**Problem requirements**
Every entry must be echoed exactly.

**Given records**
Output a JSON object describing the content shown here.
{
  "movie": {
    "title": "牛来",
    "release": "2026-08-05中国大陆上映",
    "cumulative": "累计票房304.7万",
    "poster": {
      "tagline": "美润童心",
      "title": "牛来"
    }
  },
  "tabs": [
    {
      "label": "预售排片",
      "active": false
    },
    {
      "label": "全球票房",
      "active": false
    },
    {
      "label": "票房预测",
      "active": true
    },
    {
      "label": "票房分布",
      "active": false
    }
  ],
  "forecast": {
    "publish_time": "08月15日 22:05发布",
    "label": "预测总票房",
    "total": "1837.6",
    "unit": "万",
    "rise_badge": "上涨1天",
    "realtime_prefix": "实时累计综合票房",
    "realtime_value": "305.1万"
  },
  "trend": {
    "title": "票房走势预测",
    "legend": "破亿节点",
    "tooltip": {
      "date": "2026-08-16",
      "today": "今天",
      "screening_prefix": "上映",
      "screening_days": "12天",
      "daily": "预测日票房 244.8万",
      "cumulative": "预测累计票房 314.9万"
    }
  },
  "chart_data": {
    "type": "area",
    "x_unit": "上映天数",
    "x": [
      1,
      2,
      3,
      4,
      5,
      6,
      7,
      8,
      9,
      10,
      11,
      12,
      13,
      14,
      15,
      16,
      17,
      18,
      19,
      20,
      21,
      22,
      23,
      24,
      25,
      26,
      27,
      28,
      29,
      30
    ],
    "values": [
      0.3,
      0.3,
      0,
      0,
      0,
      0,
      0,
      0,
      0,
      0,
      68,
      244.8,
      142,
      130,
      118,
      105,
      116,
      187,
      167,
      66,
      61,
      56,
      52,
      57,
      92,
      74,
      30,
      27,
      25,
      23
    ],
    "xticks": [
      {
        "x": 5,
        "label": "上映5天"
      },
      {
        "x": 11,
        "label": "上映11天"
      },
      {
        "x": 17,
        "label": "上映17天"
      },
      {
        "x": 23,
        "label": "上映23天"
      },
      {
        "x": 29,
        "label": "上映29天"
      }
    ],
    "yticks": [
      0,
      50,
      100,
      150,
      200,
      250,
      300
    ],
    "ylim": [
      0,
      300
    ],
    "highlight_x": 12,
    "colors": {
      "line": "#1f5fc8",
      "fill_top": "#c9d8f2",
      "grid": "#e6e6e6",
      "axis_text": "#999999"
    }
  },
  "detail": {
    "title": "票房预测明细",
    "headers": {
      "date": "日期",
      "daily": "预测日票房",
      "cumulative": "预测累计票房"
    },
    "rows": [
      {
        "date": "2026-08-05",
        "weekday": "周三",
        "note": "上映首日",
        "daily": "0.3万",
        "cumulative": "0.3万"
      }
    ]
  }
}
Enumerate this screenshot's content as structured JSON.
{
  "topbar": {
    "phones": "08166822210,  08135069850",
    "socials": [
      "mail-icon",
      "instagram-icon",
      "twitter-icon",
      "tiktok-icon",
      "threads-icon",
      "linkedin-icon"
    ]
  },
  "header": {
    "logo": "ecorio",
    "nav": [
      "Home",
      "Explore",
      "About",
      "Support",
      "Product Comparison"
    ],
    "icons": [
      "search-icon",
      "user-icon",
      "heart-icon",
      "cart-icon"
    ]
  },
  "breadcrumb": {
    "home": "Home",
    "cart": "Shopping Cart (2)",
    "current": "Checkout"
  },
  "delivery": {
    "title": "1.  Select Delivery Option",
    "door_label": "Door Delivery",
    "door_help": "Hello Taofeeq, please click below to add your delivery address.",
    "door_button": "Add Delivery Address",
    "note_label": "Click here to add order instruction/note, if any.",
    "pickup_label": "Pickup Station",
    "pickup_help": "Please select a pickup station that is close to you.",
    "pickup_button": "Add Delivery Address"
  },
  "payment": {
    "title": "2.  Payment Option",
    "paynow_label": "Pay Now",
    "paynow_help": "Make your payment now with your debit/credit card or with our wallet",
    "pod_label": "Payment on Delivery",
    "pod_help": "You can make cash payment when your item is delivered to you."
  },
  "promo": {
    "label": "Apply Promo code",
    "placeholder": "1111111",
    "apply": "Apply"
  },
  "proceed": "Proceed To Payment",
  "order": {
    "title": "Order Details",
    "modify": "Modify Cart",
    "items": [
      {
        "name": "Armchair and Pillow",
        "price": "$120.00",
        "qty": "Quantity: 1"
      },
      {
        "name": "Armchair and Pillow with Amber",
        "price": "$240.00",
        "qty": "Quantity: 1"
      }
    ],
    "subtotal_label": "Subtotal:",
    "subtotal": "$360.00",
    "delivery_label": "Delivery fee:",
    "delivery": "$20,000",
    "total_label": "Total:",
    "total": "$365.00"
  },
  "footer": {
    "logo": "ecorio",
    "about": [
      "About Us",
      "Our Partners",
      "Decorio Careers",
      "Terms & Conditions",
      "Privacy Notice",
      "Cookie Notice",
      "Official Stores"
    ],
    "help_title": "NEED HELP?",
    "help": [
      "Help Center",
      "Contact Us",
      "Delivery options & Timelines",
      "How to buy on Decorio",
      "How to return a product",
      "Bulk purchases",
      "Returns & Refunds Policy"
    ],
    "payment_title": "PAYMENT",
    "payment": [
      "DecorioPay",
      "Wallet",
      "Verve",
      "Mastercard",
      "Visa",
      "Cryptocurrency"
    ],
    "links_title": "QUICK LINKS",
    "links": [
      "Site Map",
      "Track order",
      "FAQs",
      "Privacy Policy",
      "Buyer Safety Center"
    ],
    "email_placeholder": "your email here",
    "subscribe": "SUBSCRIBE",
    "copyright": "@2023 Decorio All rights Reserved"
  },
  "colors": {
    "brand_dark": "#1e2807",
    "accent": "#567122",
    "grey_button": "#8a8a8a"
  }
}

**Exercise output**
Output a JSON object describing the content shown here.
{
  "movie": {
    "title": "牛来",
    "release": "2026-08-05中国大陆上映",
    "cumulative": "累计票房304.7万",
    "poster": {
      "tagline": "美润童心",
      "title": "牛来"
    }
  },
  "tabs": [
    {
      "label": "预售排片",
      "active": false
    },
    {
      "label": "全球票房",
      "active": false
    },
    {
      "label": "票房预测",
      "active": true
    },
    {
      "label": "票房分布",
      "active": false
    }
  ],
  "forecast": {
    "publish_time": "08月15日 22:05发布",
    "label": "预测总票房",
    "total": "1837.6",
    "unit": "万",
    "rise_badge": "上涨1天",
    "realtime_prefix": "实时累计综合票房",
    "realtime_value": "305.1万"
  },
  "trend": {
    "title": "票房走势预测",
    "legend": "破亿节点",
    "tooltip": {
      "date": "2026-08-16",
      "today": "今天",
      "screening_prefix": "上映",
      "screening_days": "12天",
      "daily": "预测日票房 244.8万",
      "cumulative": "预测累计票房 314.9万"
    }
  },
  "chart_data": {
    "type": "area",
    "x_unit": "上映天数",
    "x": [
      1,
      2,
      3,
      4,
      5,
      6,
      7,
      8,
      9,
      10,
      11,
      12,
      13,
      14,
      15,
      16,
      17,
      18,
      19,
      20,
      21,
      22,
      23,
      24,
      25,
      26,
      27,
      28,
      29,
      30
    ],
    "values": [
      0.3,
      0.3,
      0,
      0,
      0,
      0,
      0,
      0,
      0,
      0,
      68,
      244.8,
      142,
      130,
      118,
      105,
      116,
      187,
      167,
      66,
      61,
      56,
      52,
      57,
      92,
      74,
      30,
      27,
      25,
      23
    ],
    "xticks": [
      {
        "x": 5,
        "label": "上映5天"
      },
      {
        "x": 11,
        "label": "上映11天"
      },
      {
        "x": 17,
        "label": "上映17天"
      },
      {
        "x": 23,
        "label": "上映23天"
      },
      {
        "x": 29,
        "label": "上映29天"
      }
    ],
    "yticks": [
      0,
      50,
      100,
      150,
      200,
      250,
      300
    ],
    "ylim": [
      0,
      300
    ],
    "highlight_x": 12,
    "colors": {
      "line": "#1f5fc8",
      "fill_top": "#c9d8f2",
      "grid": "#e6e6e6",
      "axis_text": "#999999"
    }
  },
  "detail": {
    "title": "票房预测明细",
    "headers": {
      "date": "日期",
      "daily": "预测日票房",
      "cumulative": "预测累计票房"
    },
    "rows": [
      {
        "date": "2026-08-05",
        "weekday": "周三",
        "note": "上映首日",
        "daily": "0.3万",
        "cumulative": "0.3万"
      }
    ]
  }
}
Enumerate this screenshot's content as structured JSON.
{
  "topbar": {
    "phones": "08166822210,  08135069850",
    "socials": [
      "mail-icon",
      "instagram-icon",
      "twitter-icon",
      "tiktok-icon",
      "threads-icon",
      "linkedin-icon"
    ]
  },
  "header": {
    "logo": "ecorio",
    "nav": [
      "Home",
      "Explore",
      "About",
      "Support",
      "Product Comparison"
    ],
    "icons": [
      "search-icon",
      "user-icon",
      "heart-icon",
      "cart-icon"
    ]
  },
  "breadcrumb": {
    "home": "Home",
    "cart": "Shopping Cart (2)",
    "current": "Checkout"
  },
  "delivery": {
    "title": "1.  Select Delivery Option",
    "door_label": "Door Delivery",
    "door_help": "Hello Taofeeq, please click below to add your delivery address.",
    "door_button": "Add Delivery Address",
    "note_label": "Click here to add order instruction/note, if any.",
    "pickup_label": "Pickup Station",
    "pickup_help": "Please select a pickup station that is close to you.",
    "pickup_button": "Add Delivery Address"
  },
  "payment": {
    "title": "2.  Payment Option",
    "paynow_label": "Pay Now",
    "paynow_help": "Make your payment now with your debit/credit card or with our wallet",
    "pod_label": "Payment on Delivery",
    "pod_help": "You can make cash payment when your item is delivered to you."
  },
  "promo": {
    "label": "Apply Promo code",
    "placeholder": "1111111",
    "apply": "Apply"
  },
  "proceed": "Proceed To Payment",
  "order": {
    "title": "Order Details",
    "modify": "Modify Cart",
    "items": [
      {
        "name": "Armchair and Pillow",
        "price": "$120.00",
        "qty": "Quantity: 1"
      },
      {
        "name": "Armchair and Pillow with Amber",
        "price": "$240.00",
        "qty": "Quantity: 1"
      }
    ],
    "subtotal_label": "Subtotal:",
    "subtotal": "$360.00",
    "delivery_label": "Delivery fee:",
    "delivery": "$20,000",
    "total_label": "Total:",
    "total": "$365.00"
  },
  "footer": {
    "logo": "ecorio",
    "about": [
      "About Us",
      "Our Partners",
      "Decorio Careers",
      "Terms & Conditions",
      "Privacy Notice",
      "Cookie Notice",
      "Official Stores"
    ],
    "help_title": "NEED HELP?",
    "help": [
      "Help Center",
      "Contact Us",
      "Delivery options & Timelines",
      "How to buy on Decorio",
      "How to return a product",
      "Bulk purchases",
      "Returns & Refunds Policy"
    ],
    "payment_title": "PAYMENT",
    "payment": [
      "DecorioPay",
      "Wallet",
      "Verve",
      "Mastercard",
      "Visa",
      "Cryptocurrency"
    ],
    "links_title": "QUICK LINKS",
    "links": [
      "Site Map",
      "Track order",
      "FAQs",
      "Privacy Policy",
      "Buyer Safety Center"
    ],
    "email_placeholder": "your email here",
    "subscribe": "SUBSCRIBE",
    "copyright": "@2023 Decorio All rights Reserved"
  },
  "colors": {
    "brand_dark": "#1e2807",
    "accent": "#567122",
    "grey_button": "#8a8a8a"
  }
}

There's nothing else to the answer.